(Figure record extracts)
==========

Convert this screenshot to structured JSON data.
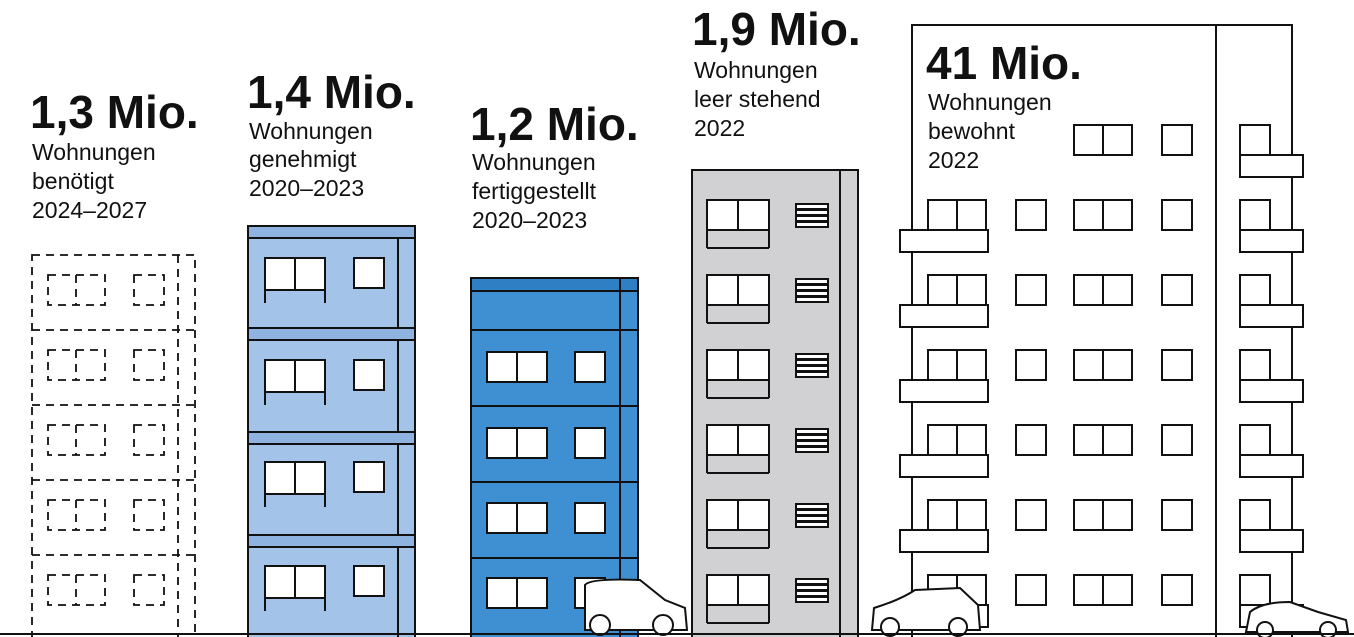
{
  "buildings": [
    {
      "value": "1,3 Mio.",
      "lines": [
        "Wohnungen",
        "benötigt",
        "2024–2027"
      ]
    },
    {
      "value": "1,4 Mio.",
      "lines": [
        "Wohnungen",
        "genehmigt",
        "2020–2023"
      ]
    },
    {
      "value": "1,2 Mio.",
      "lines": [
        "Wohnungen",
        "fertiggestellt",
        "2020–2023"
      ]
    },
    {
      "value": "1,9 Mio.",
      "lines": [
        "Wohnungen",
        "leer stehend",
        "2022"
      ]
    },
    {
      "value": "41 Mio.",
      "lines": [
        "Wohnungen",
        "bewohnt",
        "2022"
      ]
    }
  ]
}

==========

## PROBLEM DESCRIPTION
Quote every entry exactly, with the pictures omitted.

## SOLUTION FOR THIS PROBLEM
Convert this screenshot to structured JSON data.
{
  "buildings": [
    {
      "value": "1,3 Mio.",
      "lines": [
        "Wohnungen",
        "benötigt",
        "2024–2027"
      ]
    },
    {
      "value": "1,4 Mio.",
      "lines": [
        "Wohnungen",
        "genehmigt",
        "2020–2023"
      ]
    },
    {
      "value": "1,2 Mio.",
      "lines": [
        "Wohnungen",
        "fertiggestellt",
        "2020–2023"
      ]
    },
    {
      "value": "1,9 Mio.",
      "lines": [
        "Wohnungen",
        "leer stehend",
        "2022"
      ]
    },
    {
      "value": "41 Mio.",
      "lines": [
        "Wohnungen",
        "bewohnt",
        "2022"
      ]
    }
  ]
}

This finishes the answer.